For decades, cold, hard data from the Internal Revenue Service (IRS) have shown that states like New Jersey, Illinois and California are paying a high price for allowing dues-hungry union bosses to continue getting workers fired for refusal to bankroll their organizations.

Year after year, far more taxpayers have been leaving forced-unionism states than moving into them. And the average tax filer moving out of a forced-unionism state has reported having an adjusted gross income (AGI) on his or her IRS form that is substantially higher than the average for a tax filer moving into a forced-unionism state.

All the while, union-label state politicians in New Jersey, Illinois, California and other Big Labor-dominated states have denied the existence of any fiscal or other problems related to taxpayer outmigration.
━━━━━━━━━━
● **Requirements**
1. Please write out the passage on taxpayer migration from "For decades, cold, hard" up to and including "bankroll their organizations.".
2. Shorten the paragraph of the passage on taxpayer migration that opens with "Year after year," keeping its main facts.
Rely only on the passage on taxpayer migration.

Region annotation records
━━━━━━━━━━
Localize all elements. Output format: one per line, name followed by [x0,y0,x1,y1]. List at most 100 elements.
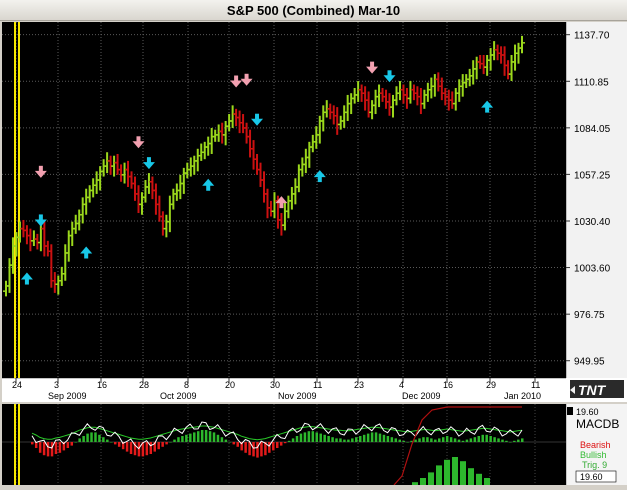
ohlc-bar [240,114,247,134]
ohlc-bar [104,152,111,174]
ohlc-bar [30,230,37,247]
macdb-histogram-bar [204,430,208,442]
ohlc-bar [452,87,459,111]
ohlc-bar [473,56,480,80]
macdb-histogram-bar [228,442,232,443]
ohlc-bar [351,87,358,104]
macdb-histogram-bar [189,433,192,442]
ohlc-bar [421,89,428,109]
macdb-axis: 19.60 MACDB 13.28 Bearish Bullish Trig. … [565,404,627,485]
macdb-histogram-bar [386,436,390,442]
bearish-signal-arrow [34,165,47,178]
highlight-bar [18,404,20,485]
ohlc-bar [90,178,97,198]
macdb-signal-bar [436,465,442,485]
date-tick-label: 16 [443,380,453,390]
tnt-logo-graphic: TNT [566,378,627,402]
macdb-histogram-bar [489,436,492,442]
macdb-histogram-bar [283,442,287,444]
date-axis[interactable]: 24 3 16 28 8 20 30 11 23 4 16 29 11 Sep 2009 Oct 2009 N… [2,377,566,402]
bullish-signal-arrow [34,214,47,227]
ohlc-bar [243,122,250,144]
ohlc-bar [128,171,135,189]
ohlc-bar [285,195,292,219]
ohlc-bar [20,219,27,238]
macdb-trig-label: Trig. 9 [582,460,607,470]
macdb-histogram-bar [343,439,346,442]
date-tick-label: 23 [354,380,364,390]
ohlc-bar [194,148,201,172]
date-month-label: Nov 2009 [278,391,317,401]
macdb-histogram-bar [117,442,121,447]
ohlc-bar [295,164,302,193]
macdb-histogram-bar [212,432,216,442]
highlight-bar [14,404,16,485]
date-tick-label: 16 [97,380,107,390]
ohlc-bar [236,110,243,134]
macdb-histogram-bar [224,439,228,442]
macdb-histogram-bar [196,431,200,442]
macdb-histogram-bar [497,438,500,442]
macdb-histogram-bar [137,442,141,457]
macdb-histogram-bar [216,434,220,442]
date-tick-label: 11 [313,380,322,390]
macdb-histogram-bar [70,442,74,446]
ohlc-bar [390,94,396,118]
macdb-histogram-bar [232,442,236,445]
ohlc-bar [16,221,23,243]
ohlc-bar [316,115,323,144]
macdb-histogram-bar [145,442,149,456]
macdb-histogram-bar [319,433,322,442]
ohlc-bar [132,176,138,201]
ohlc-bar [435,72,442,92]
price-tick-label: 1110.85 [574,77,609,88]
macdb-indicator-panel[interactable] [2,404,566,486]
ohlc-bar [292,178,299,205]
price-axis[interactable]: 1137.70 1110.85 1084.05 1057.25 1030.40 1003.… [565,22,627,378]
ohlc-bar [254,153,261,175]
macdb-histogram-bar [42,442,46,456]
ohlc-bar [34,233,41,250]
macdb-current-value: 19.60 [580,472,603,482]
ohlc-bar [226,114,233,132]
macdb-histogram-bar [78,438,81,442]
macdb-histogram-bar [493,437,496,442]
bearish-signal-arrow [366,61,379,74]
ohlc-bar [386,93,393,116]
ohlc-bar [51,272,58,293]
ohlc-bar [344,94,351,121]
ohlc-bar [76,209,83,231]
date-tick-label: 3 [54,380,59,390]
window-title-bar: S&P 500 (Combined) Mar-10 [0,0,627,21]
highlight-bar [18,22,20,378]
ohlc-bar [417,87,424,115]
macdb-histogram-bar [252,442,255,457]
ohlc-bar [393,86,400,106]
ohlc-bar [288,186,295,210]
macdb-histogram-bar [414,439,417,442]
ohlc-bar [208,127,215,154]
macdb-histogram-bar [268,442,271,453]
ohlc-bar [466,68,473,87]
ohlc-bar [449,91,456,109]
ohlc-bar [299,157,306,177]
ohlc-bar [348,93,355,115]
macdb-bullish-label: Bullish [580,450,607,460]
ohlc-bar [306,141,313,168]
macdb-histogram-bar [311,431,315,442]
price-chart-panel[interactable] [2,4,566,378]
bearish-reversal-arrow [275,196,288,209]
ohlc-bar [149,176,156,200]
macdb-histogram-bar [449,437,453,442]
price-chart [2,4,566,378]
macdb-histogram-bar [260,442,263,457]
ohlc-bar [79,197,86,224]
macdb-histogram-bar [370,432,374,442]
ohlc-bar [480,54,487,75]
ohlc-bar [205,136,212,156]
macdb-histogram-bar [106,439,109,442]
macdb-histogram-bar [62,442,66,451]
ohlc-bar [201,141,208,160]
macdb-bearish-label: Bearish [580,440,611,450]
macdb-histogram-bar [477,436,481,442]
━━━━━━━━━━
● **Solutions to the tasks**
1.
For decades, cold, hard data from the Internal Revenue Service (IRS) have shown that states like New Jersey, Illinois and California are paying a high price for allowing dues-hungry union bosses to continue getting workers fired for refusal to bankroll their organizations.

2. Every year, more taxpayers leave forced-unionism states than move into them. Those leaving have reported a substantially higher average adjusted gross income (AGI) than those arriving.